EXERCISE DATA start
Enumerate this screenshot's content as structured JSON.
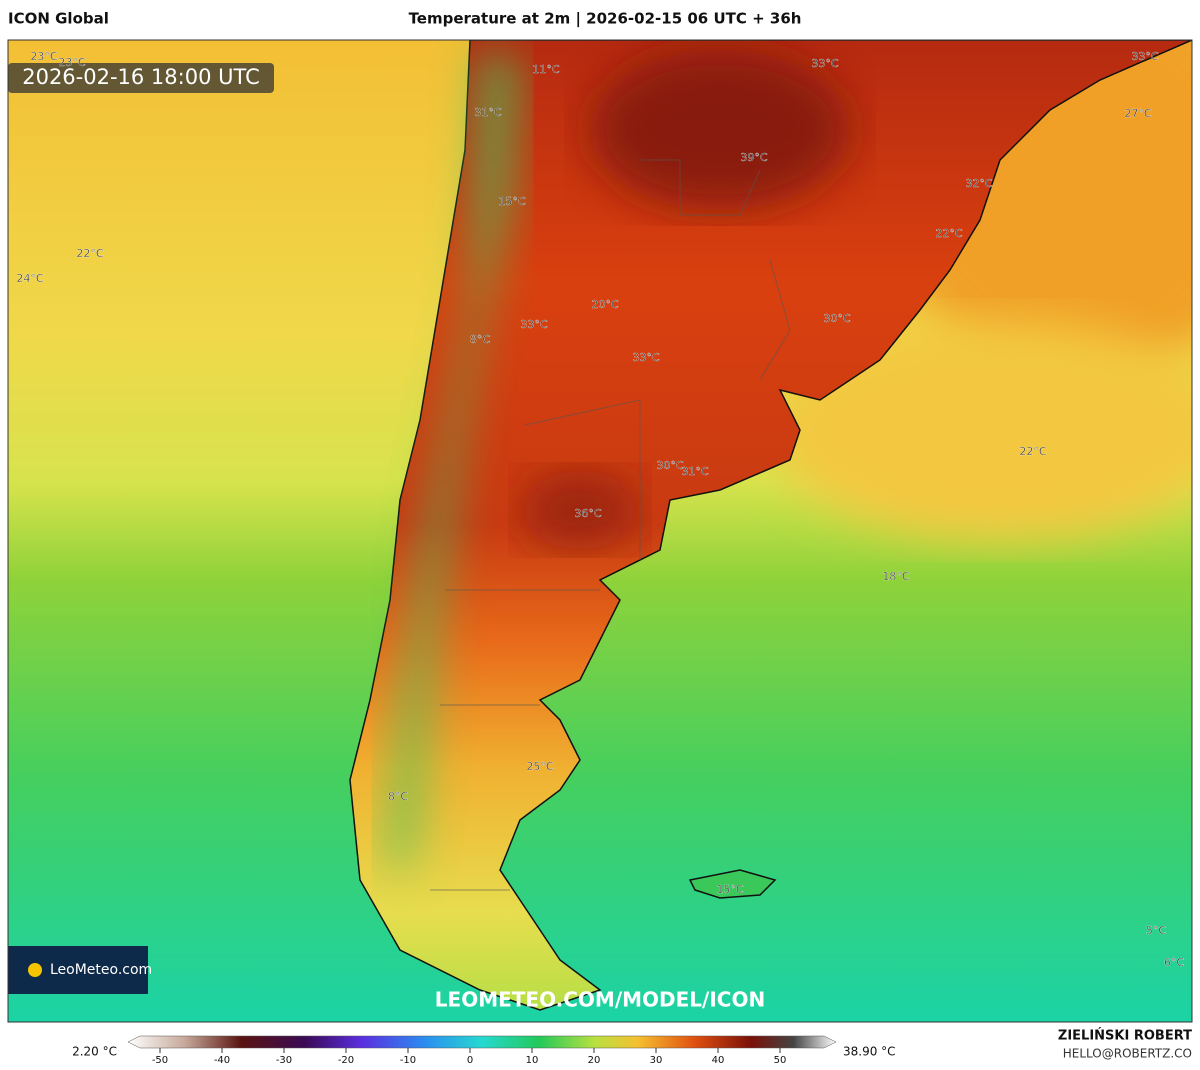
{
  "header": {
    "model": "ICON Global",
    "title": "Temperature at 2m | 2026-02-15 06 UTC + 36h"
  },
  "valid_time": "2026-02-16 18:00 UTC",
  "map_labels": [
    "23°C",
    "23°C",
    "11°C",
    "33°C",
    "33°C",
    "31°C",
    "27°C",
    "39°C",
    "32°C",
    "15°C",
    "22°C",
    "22°C",
    "24°C",
    "20°C",
    "33°C",
    "8°C",
    "33°C",
    "30°C",
    "30°C",
    "31°C",
    "22°C",
    "36°C",
    "18°C",
    "25°C",
    "8°C",
    "15°C",
    "5°C",
    "6°C"
  ],
  "logo": "LeoMeteo.com",
  "watermark": "LEOMETEO.COM/MODEL/ICON",
  "colorbar": {
    "min_label": "2.20 °C",
    "max_label": "38.90 °C",
    "ticks": [
      -50,
      -40,
      -30,
      -20,
      -10,
      0,
      10,
      20,
      30,
      40,
      50
    ]
  },
  "footer": {
    "author": "ZIELIŃSKI ROBERT",
    "email": "HELLO@ROBERTZ.CO"
  }
}
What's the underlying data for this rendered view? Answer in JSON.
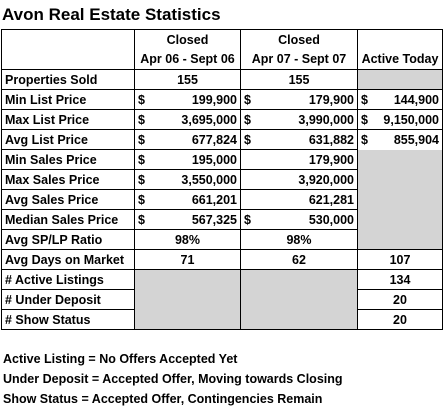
{
  "title": "Avon Real Estate Statistics",
  "headers": {
    "closed1_line1": "Closed",
    "closed1_line2": "Apr 06 - Sept 06",
    "closed2_line1": "Closed",
    "closed2_line2": "Apr 07 - Sept 07",
    "active": "Active Today"
  },
  "rows": [
    {
      "label": "Properties Sold",
      "c1": "155",
      "c2": "155",
      "active": ""
    },
    {
      "label": "Min List Price",
      "c1": "199,900",
      "c2": "179,900",
      "active": "144,900"
    },
    {
      "label": "Max List Price",
      "c1": "3,695,000",
      "c2": "3,990,000",
      "active": "9,150,000"
    },
    {
      "label": "Avg List Price",
      "c1": "677,824",
      "c2": "631,882",
      "active": "855,904"
    },
    {
      "label": "Min Sales Price",
      "c1": "195,000",
      "c2": "179,900",
      "active": ""
    },
    {
      "label": "Max Sales Price",
      "c1": "3,550,000",
      "c2": "3,920,000",
      "active": ""
    },
    {
      "label": "Avg Sales Price",
      "c1": "661,201",
      "c2": "621,281",
      "active": ""
    },
    {
      "label": "Median Sales Price",
      "c1": "567,325",
      "c2": "530,000",
      "active": ""
    },
    {
      "label": "Avg SP/LP Ratio",
      "c1": "98%",
      "c2": "98%",
      "active": ""
    },
    {
      "label": "Avg Days on Market",
      "c1": "71",
      "c2": "62",
      "active": "107"
    },
    {
      "label": "# Active Listings",
      "c1": "",
      "c2": "",
      "active": "134"
    },
    {
      "label": "# Under Deposit",
      "c1": "",
      "c2": "",
      "active": "20"
    },
    {
      "label": "# Show Status",
      "c1": "",
      "c2": "",
      "active": "20"
    }
  ],
  "currency_symbol": "$",
  "notes": [
    "Active Listing = No Offers Accepted Yet",
    "Under Deposit = Accepted Offer, Moving towards Closing",
    "Show Status = Accepted Offer, Contingencies Remain"
  ]
}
EXERCISE DATA end
→ **DIRECTIVE**
Using the material above, state how many lines include the string "Status". Answer with a single number.

→ **WRITTEN ANSWER**
2